Directive → Would you set down every entry shown below, precisely as written?

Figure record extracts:
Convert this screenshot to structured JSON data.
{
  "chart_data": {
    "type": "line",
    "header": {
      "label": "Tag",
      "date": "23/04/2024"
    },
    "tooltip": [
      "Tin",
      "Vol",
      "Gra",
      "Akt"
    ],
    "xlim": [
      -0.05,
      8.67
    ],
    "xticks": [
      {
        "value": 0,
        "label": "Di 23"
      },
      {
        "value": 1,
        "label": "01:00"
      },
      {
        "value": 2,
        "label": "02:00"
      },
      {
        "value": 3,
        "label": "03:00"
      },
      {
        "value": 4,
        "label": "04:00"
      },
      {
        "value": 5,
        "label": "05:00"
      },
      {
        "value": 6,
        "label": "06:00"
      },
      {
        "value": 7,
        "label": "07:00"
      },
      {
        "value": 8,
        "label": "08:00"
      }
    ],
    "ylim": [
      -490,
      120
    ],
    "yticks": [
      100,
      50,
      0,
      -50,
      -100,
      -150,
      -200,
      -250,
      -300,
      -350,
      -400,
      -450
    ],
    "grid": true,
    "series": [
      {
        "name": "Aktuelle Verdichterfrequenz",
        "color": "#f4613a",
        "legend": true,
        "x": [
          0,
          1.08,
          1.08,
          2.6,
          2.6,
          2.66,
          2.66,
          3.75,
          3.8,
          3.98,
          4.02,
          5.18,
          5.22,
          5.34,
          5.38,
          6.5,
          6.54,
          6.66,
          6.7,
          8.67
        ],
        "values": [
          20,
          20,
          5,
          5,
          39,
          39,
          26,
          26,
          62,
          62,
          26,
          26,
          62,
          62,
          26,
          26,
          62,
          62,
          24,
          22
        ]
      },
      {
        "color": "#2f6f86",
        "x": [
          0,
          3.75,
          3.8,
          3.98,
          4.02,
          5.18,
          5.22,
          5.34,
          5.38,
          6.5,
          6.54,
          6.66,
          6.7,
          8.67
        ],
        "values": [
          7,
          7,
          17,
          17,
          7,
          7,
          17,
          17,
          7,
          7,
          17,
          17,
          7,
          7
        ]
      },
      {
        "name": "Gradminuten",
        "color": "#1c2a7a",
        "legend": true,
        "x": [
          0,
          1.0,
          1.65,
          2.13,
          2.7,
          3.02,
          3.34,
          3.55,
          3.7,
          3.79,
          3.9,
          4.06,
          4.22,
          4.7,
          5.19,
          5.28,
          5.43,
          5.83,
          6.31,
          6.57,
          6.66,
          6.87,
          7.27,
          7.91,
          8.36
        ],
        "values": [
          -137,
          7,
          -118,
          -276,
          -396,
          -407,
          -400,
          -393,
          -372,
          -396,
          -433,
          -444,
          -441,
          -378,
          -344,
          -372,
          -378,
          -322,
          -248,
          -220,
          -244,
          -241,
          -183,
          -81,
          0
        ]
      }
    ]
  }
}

Task output →
Convert this screenshot to structured JSON data.
{
  "chart_data": {
    "type": "line",
    "header": {
      "label": "Tag",
      "date": "23/04/2024"
    },
    "tooltip": [
      "Tin",
      "Vol",
      "Gra",
      "Akt"
    ],
    "xlim": [
      -0.05,
      8.67
    ],
    "xticks": [
      {
        "value": 0,
        "label": "Di 23"
      },
      {
        "value": 1,
        "label": "01:00"
      },
      {
        "value": 2,
        "label": "02:00"
      },
      {
        "value": 3,
        "label": "03:00"
      },
      {
        "value": 4,
        "label": "04:00"
      },
      {
        "value": 5,
        "label": "05:00"
      },
      {
        "value": 6,
        "label": "06:00"
      },
      {
        "value": 7,
        "label": "07:00"
      },
      {
        "value": 8,
        "label": "08:00"
      }
    ],
    "ylim": [
      -490,
      120
    ],
    "yticks": [
      100,
      50,
      0,
      -50,
      -100,
      -150,
      -200,
      -250,
      -300,
      -350,
      -400,
      -450
    ],
    "grid": true,
    "series": [
      {
        "name": "Aktuelle Verdichterfrequenz",
        "color": "#f4613a",
        "legend": true,
        "x": [
          0,
          1.08,
          1.08,
          2.6,
          2.6,
          2.66,
          2.66,
          3.75,
          3.8,
          3.98,
          4.02,
          5.18,
          5.22,
          5.34,
          5.38,
          6.5,
          6.54,
          6.66,
          6.7,
          8.67
        ],
        "values": [
          20,
          20,
          5,
          5,
          39,
          39,
          26,
          26,
          62,
          62,
          26,
          26,
          62,
          62,
          26,
          26,
          62,
          62,
          24,
          22
        ]
      },
      {
        "color": "#2f6f86",
        "x": [
          0,
          3.75,
          3.8,
          3.98,
          4.02,
          5.18,
          5.22,
          5.34,
          5.38,
          6.5,
          6.54,
          6.66,
          6.7,
          8.67
        ],
        "values": [
          7,
          7,
          17,
          17,
          7,
          7,
          17,
          17,
          7,
          7,
          17,
          17,
          7,
          7
        ]
      },
      {
        "name": "Gradminuten",
        "color": "#1c2a7a",
        "legend": true,
        "x": [
          0,
          1.0,
          1.65,
          2.13,
          2.7,
          3.02,
          3.34,
          3.55,
          3.7,
          3.79,
          3.9,
          4.06,
          4.22,
          4.7,
          5.19,
          5.28,
          5.43,
          5.83,
          6.31,
          6.57,
          6.66,
          6.87,
          7.27,
          7.91,
          8.36
        ],
        "values": [
          -137,
          7,
          -118,
          -276,
          -396,
          -407,
          -400,
          -393,
          -372,
          -396,
          -433,
          -444,
          -441,
          -378,
          -344,
          -372,
          -378,
          -322,
          -248,
          -220,
          -244,
          -241,
          -183,
          -81,
          0
        ]
      }
    ]
  }
}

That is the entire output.